WHAT IS ASKED: Locate every line in the records below that contains the word "name", and copy each one.

##### SUPPLIED ENTRIES

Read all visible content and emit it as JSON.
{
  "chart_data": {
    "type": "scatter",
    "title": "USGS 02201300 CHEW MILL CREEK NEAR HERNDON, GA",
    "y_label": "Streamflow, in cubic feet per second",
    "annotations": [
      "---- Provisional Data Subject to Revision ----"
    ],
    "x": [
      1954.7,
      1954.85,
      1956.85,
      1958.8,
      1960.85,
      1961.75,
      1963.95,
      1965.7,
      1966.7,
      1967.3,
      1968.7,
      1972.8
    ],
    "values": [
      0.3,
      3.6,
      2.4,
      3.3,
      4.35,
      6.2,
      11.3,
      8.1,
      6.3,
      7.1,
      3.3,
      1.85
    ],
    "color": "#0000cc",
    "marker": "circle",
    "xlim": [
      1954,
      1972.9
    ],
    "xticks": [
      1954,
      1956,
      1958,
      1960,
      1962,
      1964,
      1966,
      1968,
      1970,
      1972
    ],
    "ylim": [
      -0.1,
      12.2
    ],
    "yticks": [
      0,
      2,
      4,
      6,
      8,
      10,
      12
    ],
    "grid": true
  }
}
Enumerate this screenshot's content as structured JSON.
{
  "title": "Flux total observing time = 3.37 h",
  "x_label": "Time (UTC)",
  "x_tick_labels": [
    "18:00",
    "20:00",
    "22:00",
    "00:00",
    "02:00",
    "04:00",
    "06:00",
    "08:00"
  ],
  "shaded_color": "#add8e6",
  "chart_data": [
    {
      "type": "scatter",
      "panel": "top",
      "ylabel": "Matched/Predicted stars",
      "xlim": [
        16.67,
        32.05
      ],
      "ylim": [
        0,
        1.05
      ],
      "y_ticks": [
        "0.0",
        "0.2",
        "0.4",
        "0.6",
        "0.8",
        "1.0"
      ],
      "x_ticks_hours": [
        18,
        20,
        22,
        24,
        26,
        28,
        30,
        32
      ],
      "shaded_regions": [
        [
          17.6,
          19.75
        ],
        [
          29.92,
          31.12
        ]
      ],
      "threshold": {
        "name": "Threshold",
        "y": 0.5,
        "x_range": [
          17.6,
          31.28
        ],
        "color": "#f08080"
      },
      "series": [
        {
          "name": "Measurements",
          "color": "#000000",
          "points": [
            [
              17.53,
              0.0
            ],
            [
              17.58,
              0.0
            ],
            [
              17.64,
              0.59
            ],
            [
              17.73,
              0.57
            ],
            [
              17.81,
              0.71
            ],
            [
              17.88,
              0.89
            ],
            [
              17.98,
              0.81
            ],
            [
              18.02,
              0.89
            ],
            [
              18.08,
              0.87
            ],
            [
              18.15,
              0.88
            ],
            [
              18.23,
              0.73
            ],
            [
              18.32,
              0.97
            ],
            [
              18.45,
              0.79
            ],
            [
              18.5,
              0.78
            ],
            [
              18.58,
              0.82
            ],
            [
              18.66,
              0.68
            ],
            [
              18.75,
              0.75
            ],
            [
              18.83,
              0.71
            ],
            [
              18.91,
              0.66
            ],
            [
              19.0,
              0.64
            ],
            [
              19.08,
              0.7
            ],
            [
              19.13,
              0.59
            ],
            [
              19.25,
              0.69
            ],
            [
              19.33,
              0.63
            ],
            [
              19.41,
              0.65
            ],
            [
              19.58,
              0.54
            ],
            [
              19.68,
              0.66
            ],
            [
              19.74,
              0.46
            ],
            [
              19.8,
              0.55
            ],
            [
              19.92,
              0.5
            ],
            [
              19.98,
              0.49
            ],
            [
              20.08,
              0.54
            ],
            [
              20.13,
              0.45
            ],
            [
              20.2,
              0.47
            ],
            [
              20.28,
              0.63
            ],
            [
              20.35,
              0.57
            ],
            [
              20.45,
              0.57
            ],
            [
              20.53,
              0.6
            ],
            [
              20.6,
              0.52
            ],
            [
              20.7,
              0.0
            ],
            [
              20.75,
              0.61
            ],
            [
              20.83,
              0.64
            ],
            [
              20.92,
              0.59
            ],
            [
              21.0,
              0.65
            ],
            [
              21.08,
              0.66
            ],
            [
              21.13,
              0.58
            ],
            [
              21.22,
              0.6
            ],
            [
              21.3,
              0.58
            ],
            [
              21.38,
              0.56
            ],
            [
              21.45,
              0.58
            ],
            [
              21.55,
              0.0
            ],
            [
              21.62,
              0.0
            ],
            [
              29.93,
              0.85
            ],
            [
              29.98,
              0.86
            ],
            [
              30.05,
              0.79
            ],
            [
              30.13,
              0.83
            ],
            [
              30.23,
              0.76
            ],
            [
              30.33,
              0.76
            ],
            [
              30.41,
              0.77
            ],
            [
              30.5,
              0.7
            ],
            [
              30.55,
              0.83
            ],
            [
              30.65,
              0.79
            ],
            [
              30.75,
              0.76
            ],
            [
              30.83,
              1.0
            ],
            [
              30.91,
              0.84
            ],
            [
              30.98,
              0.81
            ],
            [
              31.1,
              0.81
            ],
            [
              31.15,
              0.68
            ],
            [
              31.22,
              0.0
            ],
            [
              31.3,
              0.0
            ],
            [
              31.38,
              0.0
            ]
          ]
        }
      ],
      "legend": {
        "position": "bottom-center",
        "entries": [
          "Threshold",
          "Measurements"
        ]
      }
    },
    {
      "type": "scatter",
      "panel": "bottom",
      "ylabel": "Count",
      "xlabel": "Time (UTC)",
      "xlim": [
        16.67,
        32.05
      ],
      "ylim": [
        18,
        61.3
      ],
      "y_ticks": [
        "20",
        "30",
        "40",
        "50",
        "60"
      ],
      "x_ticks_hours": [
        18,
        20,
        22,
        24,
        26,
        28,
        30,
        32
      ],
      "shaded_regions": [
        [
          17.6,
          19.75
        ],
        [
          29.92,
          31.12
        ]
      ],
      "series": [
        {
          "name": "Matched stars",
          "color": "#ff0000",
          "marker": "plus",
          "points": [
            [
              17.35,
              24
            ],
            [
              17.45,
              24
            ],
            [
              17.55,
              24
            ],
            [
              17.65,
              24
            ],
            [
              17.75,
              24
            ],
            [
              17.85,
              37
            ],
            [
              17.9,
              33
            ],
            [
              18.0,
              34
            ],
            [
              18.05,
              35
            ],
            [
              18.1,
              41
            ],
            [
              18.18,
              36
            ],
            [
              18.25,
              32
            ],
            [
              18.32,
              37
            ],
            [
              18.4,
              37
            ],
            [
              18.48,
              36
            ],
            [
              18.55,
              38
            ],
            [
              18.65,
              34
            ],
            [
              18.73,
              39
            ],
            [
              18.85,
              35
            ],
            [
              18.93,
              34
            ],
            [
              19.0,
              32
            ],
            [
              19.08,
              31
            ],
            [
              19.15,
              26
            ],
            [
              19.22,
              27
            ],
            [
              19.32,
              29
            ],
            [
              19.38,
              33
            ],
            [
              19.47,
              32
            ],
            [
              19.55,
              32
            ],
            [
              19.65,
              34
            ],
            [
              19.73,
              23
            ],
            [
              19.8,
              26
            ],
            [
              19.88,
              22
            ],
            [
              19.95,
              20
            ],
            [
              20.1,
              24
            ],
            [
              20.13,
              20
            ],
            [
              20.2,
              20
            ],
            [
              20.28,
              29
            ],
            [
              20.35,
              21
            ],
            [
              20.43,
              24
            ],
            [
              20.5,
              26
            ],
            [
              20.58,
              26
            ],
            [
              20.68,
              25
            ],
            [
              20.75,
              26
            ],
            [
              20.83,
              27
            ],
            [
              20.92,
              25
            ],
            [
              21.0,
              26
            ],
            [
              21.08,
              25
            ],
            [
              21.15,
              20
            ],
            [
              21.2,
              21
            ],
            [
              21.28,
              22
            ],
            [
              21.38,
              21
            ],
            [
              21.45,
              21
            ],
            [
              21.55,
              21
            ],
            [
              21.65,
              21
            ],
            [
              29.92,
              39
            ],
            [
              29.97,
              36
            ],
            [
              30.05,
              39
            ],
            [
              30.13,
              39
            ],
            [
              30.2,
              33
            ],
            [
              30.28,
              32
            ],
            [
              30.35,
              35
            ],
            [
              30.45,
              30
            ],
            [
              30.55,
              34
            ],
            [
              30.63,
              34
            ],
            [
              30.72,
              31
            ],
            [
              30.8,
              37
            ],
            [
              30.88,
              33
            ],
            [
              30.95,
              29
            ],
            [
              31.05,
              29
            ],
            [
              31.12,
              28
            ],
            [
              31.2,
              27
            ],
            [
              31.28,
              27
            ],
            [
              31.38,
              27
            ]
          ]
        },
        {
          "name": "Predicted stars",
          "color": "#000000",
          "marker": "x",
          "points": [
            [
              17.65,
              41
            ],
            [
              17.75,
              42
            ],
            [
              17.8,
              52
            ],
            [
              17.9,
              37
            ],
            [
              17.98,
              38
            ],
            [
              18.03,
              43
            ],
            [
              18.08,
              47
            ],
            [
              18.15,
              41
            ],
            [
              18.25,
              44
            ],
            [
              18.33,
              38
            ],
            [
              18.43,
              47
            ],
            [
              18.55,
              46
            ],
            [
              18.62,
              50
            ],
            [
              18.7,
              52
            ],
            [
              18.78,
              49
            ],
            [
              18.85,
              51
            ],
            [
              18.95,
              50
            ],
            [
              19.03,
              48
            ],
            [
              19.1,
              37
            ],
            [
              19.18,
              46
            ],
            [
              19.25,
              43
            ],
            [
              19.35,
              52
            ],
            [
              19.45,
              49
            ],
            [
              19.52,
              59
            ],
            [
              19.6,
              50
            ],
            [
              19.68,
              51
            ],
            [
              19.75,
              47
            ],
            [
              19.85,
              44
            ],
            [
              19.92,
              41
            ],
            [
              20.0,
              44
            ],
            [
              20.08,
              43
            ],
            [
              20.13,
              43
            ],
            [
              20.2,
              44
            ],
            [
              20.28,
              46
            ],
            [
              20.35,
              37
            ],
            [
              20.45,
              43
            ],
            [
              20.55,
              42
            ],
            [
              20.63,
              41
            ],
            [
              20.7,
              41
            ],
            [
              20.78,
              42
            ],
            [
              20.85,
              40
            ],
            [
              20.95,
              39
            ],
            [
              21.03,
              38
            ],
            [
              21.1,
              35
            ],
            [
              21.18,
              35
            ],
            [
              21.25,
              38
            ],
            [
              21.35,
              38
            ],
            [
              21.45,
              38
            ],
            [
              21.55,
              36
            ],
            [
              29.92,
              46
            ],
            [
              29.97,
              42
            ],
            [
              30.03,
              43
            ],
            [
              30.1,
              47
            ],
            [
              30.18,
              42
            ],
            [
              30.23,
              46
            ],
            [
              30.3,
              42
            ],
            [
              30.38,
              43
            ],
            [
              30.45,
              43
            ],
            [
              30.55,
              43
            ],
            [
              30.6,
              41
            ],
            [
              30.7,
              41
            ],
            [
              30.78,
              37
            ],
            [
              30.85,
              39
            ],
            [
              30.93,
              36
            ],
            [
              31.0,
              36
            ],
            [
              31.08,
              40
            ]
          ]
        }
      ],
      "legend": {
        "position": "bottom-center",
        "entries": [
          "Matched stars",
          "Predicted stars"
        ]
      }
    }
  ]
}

##########

SOLUTION:
        "name": "Threshold",
          "name": "Measurements",
          "name": "Matched stars",
          "name": "Predicted stars",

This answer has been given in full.